• SET TASK
Return all lines where the word "ylabel" can be found.

• Entries from a visual dataset

◇ ◇ ◇ ◇

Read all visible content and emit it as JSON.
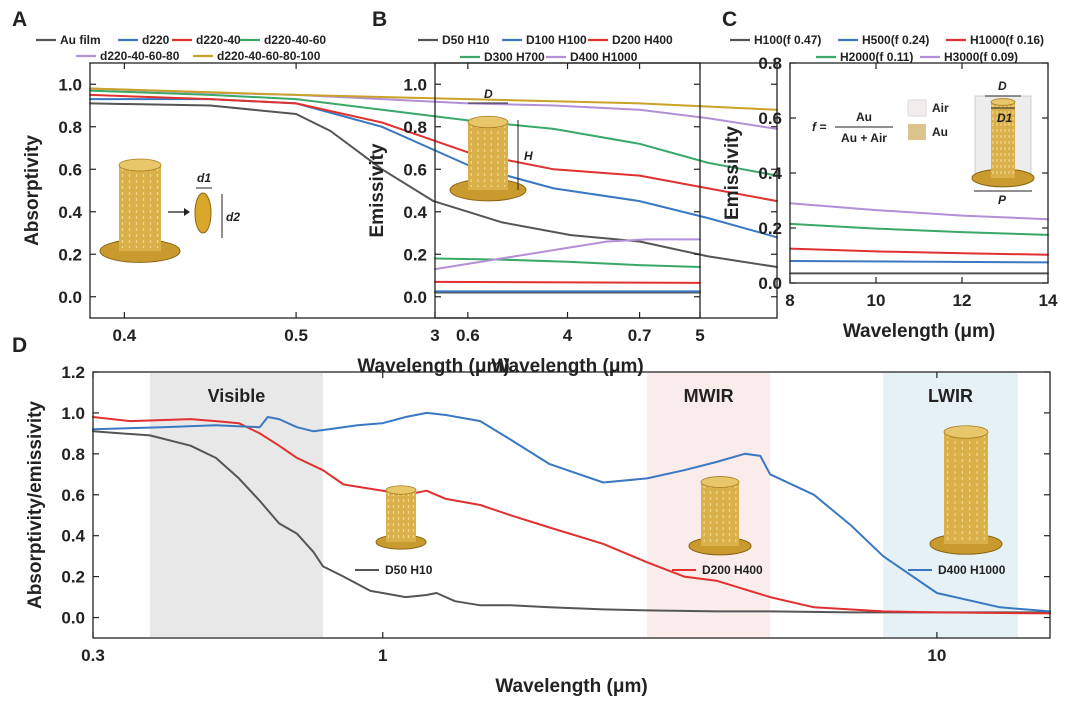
{
  "chart_data": [
    {
      "id": "A",
      "panel_label": "A",
      "type": "line",
      "xlabel": "Wavelength (μm)",
      "ylabel": "Absorptivity",
      "xlim": [
        0.38,
        0.78
      ],
      "ylim": [
        -0.1,
        1.1
      ],
      "xticks": [
        0.4,
        0.5,
        0.6,
        0.7
      ],
      "yticks": [
        0.0,
        0.2,
        0.4,
        0.6,
        0.8,
        1.0
      ],
      "legend": [
        {
          "name": "Au film"
        },
        {
          "name": "d220"
        },
        {
          "name": "d220-40"
        },
        {
          "name": "d220-40-60"
        },
        {
          "name": "d220-40-60-80"
        },
        {
          "name": "d220-40-60-80-100"
        }
      ],
      "annotations": [
        "d1",
        "d2"
      ],
      "series": [
        {
          "name": "Au film",
          "color": "#555555",
          "x": [
            0.38,
            0.45,
            0.5,
            0.52,
            0.55,
            0.58,
            0.62,
            0.66,
            0.7,
            0.74,
            0.78
          ],
          "y": [
            0.91,
            0.9,
            0.86,
            0.78,
            0.6,
            0.45,
            0.35,
            0.29,
            0.26,
            0.19,
            0.14
          ]
        },
        {
          "name": "d220",
          "color": "#3a78c2",
          "x": [
            0.38,
            0.45,
            0.5,
            0.55,
            0.6,
            0.65,
            0.7,
            0.74,
            0.78
          ],
          "y": [
            0.93,
            0.93,
            0.91,
            0.8,
            0.62,
            0.51,
            0.45,
            0.37,
            0.28
          ]
        },
        {
          "name": "d220-40",
          "color": "#e03030",
          "x": [
            0.38,
            0.45,
            0.5,
            0.55,
            0.6,
            0.65,
            0.7,
            0.74,
            0.78
          ],
          "y": [
            0.95,
            0.93,
            0.91,
            0.82,
            0.68,
            0.6,
            0.57,
            0.51,
            0.45
          ]
        },
        {
          "name": "d220-40-60",
          "color": "#3aa868",
          "x": [
            0.38,
            0.45,
            0.5,
            0.55,
            0.6,
            0.65,
            0.7,
            0.74,
            0.78
          ],
          "y": [
            0.97,
            0.95,
            0.93,
            0.88,
            0.83,
            0.79,
            0.72,
            0.63,
            0.57
          ]
        },
        {
          "name": "d220-40-60-80",
          "color": "#b28fd6",
          "x": [
            0.38,
            0.45,
            0.5,
            0.55,
            0.6,
            0.65,
            0.7,
            0.74,
            0.78
          ],
          "y": [
            0.98,
            0.96,
            0.95,
            0.93,
            0.91,
            0.9,
            0.88,
            0.84,
            0.79
          ]
        },
        {
          "name": "d220-40-60-80-100",
          "color": "#c9a227",
          "x": [
            0.38,
            0.5,
            0.6,
            0.7,
            0.78
          ],
          "y": [
            0.98,
            0.95,
            0.93,
            0.91,
            0.88
          ]
        }
      ]
    },
    {
      "id": "B",
      "panel_label": "B",
      "type": "line",
      "xlabel": "Wavelength (μm)",
      "ylabel": "Emissivity",
      "xlim": [
        3,
        5
      ],
      "ylim": [
        -0.1,
        1.1
      ],
      "xticks": [
        3,
        4,
        5
      ],
      "yticks": [
        0.0,
        0.2,
        0.4,
        0.6,
        0.8,
        1.0
      ],
      "legend": [
        {
          "name": "D50 H10"
        },
        {
          "name": "D100 H100"
        },
        {
          "name": "D200 H400"
        },
        {
          "name": "D300 H700"
        },
        {
          "name": "D400 H1000"
        }
      ],
      "annotations": [
        "D",
        "H"
      ],
      "series": [
        {
          "name": "D50 H10",
          "color": "#555555",
          "x": [
            3,
            5
          ],
          "y": [
            0.02,
            0.02
          ]
        },
        {
          "name": "D100 H100",
          "color": "#3a78c2",
          "x": [
            3,
            5
          ],
          "y": [
            0.025,
            0.025
          ]
        },
        {
          "name": "D200 H400",
          "color": "#e03030",
          "x": [
            3,
            5
          ],
          "y": [
            0.07,
            0.065
          ]
        },
        {
          "name": "D300 H700",
          "color": "#3aa868",
          "x": [
            3,
            3.5,
            4,
            4.5,
            5
          ],
          "y": [
            0.18,
            0.175,
            0.165,
            0.15,
            0.14
          ]
        },
        {
          "name": "D400 H1000",
          "color": "#b28fd6",
          "x": [
            3,
            3.3,
            3.6,
            4,
            4.3,
            4.6,
            5
          ],
          "y": [
            0.13,
            0.16,
            0.19,
            0.23,
            0.26,
            0.27,
            0.27
          ]
        }
      ]
    },
    {
      "id": "C",
      "panel_label": "C",
      "type": "line",
      "xlabel": "Wavelength (μm)",
      "ylabel": "Emissivity",
      "xlim": [
        8,
        14
      ],
      "ylim": [
        0,
        0.8
      ],
      "xticks": [
        8,
        10,
        12,
        14
      ],
      "yticks": [
        0.0,
        0.2,
        0.4,
        0.6,
        0.8
      ],
      "legend": [
        {
          "name": "H100(f 0.47)"
        },
        {
          "name": "H500(f 0.24)"
        },
        {
          "name": "H1000(f 0.16)"
        },
        {
          "name": "H2000(f 0.11)"
        },
        {
          "name": "H3000(f 0.09)"
        }
      ],
      "formula": {
        "lhs": "f =",
        "numerator": "Au",
        "denominator": "Au + Air"
      },
      "annotations": [
        "Air",
        "Au",
        "D",
        "D1",
        "P"
      ],
      "series": [
        {
          "name": "H100(f 0.47)",
          "color": "#555555",
          "x": [
            8,
            14
          ],
          "y": [
            0.035,
            0.035
          ]
        },
        {
          "name": "H500(f 0.24)",
          "color": "#3a78c2",
          "x": [
            8,
            14
          ],
          "y": [
            0.08,
            0.075
          ]
        },
        {
          "name": "H1000(f 0.16)",
          "color": "#e03030",
          "x": [
            8,
            10,
            12,
            14
          ],
          "y": [
            0.125,
            0.115,
            0.108,
            0.103
          ]
        },
        {
          "name": "H2000(f 0.11)",
          "color": "#3aa868",
          "x": [
            8,
            10,
            12,
            14
          ],
          "y": [
            0.215,
            0.198,
            0.185,
            0.175
          ]
        },
        {
          "name": "H3000(f 0.09)",
          "color": "#b28fd6",
          "x": [
            8,
            10,
            12,
            14
          ],
          "y": [
            0.29,
            0.265,
            0.245,
            0.232
          ]
        }
      ]
    },
    {
      "id": "D",
      "panel_label": "D",
      "type": "line",
      "xscale": "log",
      "xlabel": "Wavelength (μm)",
      "ylabel": "Absorptivity/emissivity",
      "xlim": [
        0.3,
        16
      ],
      "ylim": [
        -0.1,
        1.2
      ],
      "xticks": [
        0.3,
        1,
        10
      ],
      "yticks": [
        0.0,
        0.2,
        0.4,
        0.6,
        0.8,
        1.0,
        1.2
      ],
      "regions": [
        {
          "name": "Visible",
          "x0": 0.38,
          "x1": 0.78,
          "color": "#e8e8e8"
        },
        {
          "name": "MWIR",
          "x0": 3,
          "x1": 5,
          "color": "#fbecec"
        },
        {
          "name": "LWIR",
          "x0": 8,
          "x1": 14,
          "color": "#e6f1f5"
        }
      ],
      "series": [
        {
          "name": "D50 H10",
          "color": "#555555",
          "x": [
            0.3,
            0.38,
            0.45,
            0.5,
            0.55,
            0.6,
            0.65,
            0.7,
            0.75,
            0.78,
            0.85,
            0.95,
            1.0,
            1.1,
            1.2,
            1.25,
            1.35,
            1.5,
            1.7,
            2.0,
            2.5,
            3,
            4,
            5,
            7,
            10,
            16
          ],
          "y": [
            0.91,
            0.89,
            0.84,
            0.78,
            0.68,
            0.57,
            0.46,
            0.41,
            0.32,
            0.25,
            0.2,
            0.13,
            0.12,
            0.1,
            0.11,
            0.12,
            0.08,
            0.06,
            0.06,
            0.05,
            0.04,
            0.035,
            0.03,
            0.03,
            0.025,
            0.025,
            0.025
          ]
        },
        {
          "name": "D200 H400",
          "color": "#e03030",
          "x": [
            0.3,
            0.35,
            0.45,
            0.5,
            0.55,
            0.6,
            0.65,
            0.7,
            0.78,
            0.85,
            1.0,
            1.1,
            1.2,
            1.3,
            1.5,
            1.7,
            2.0,
            2.5,
            3,
            3.5,
            4,
            5,
            6,
            8,
            10,
            16
          ],
          "y": [
            0.98,
            0.96,
            0.97,
            0.96,
            0.95,
            0.9,
            0.84,
            0.78,
            0.72,
            0.65,
            0.62,
            0.6,
            0.62,
            0.58,
            0.55,
            0.5,
            0.44,
            0.36,
            0.27,
            0.2,
            0.18,
            0.1,
            0.05,
            0.03,
            0.025,
            0.02
          ]
        },
        {
          "name": "D400 H1000",
          "color": "#3a78c2",
          "x": [
            0.3,
            0.4,
            0.5,
            0.6,
            0.62,
            0.65,
            0.7,
            0.75,
            0.8,
            0.9,
            1.0,
            1.1,
            1.2,
            1.3,
            1.5,
            1.7,
            2.0,
            2.5,
            3,
            3.5,
            4,
            4.5,
            4.8,
            5,
            6,
            7,
            8,
            10,
            13,
            16
          ],
          "y": [
            0.92,
            0.93,
            0.94,
            0.93,
            0.98,
            0.97,
            0.93,
            0.91,
            0.92,
            0.94,
            0.95,
            0.98,
            1.0,
            0.99,
            0.96,
            0.87,
            0.75,
            0.66,
            0.68,
            0.72,
            0.76,
            0.8,
            0.79,
            0.7,
            0.6,
            0.45,
            0.3,
            0.12,
            0.05,
            0.03
          ]
        }
      ],
      "labels": [
        "D50 H10",
        "D200 H400",
        "D400 H1000"
      ]
    }
  ]
}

◇ ◇ ◇ ◇

• EXERCISE OUTPUT
      "ylabel": "Absorptivity",
      "ylabel": "Emissivity",
      "ylabel": "Emissivity",
      "ylabel": "Absorptivity/emissivity",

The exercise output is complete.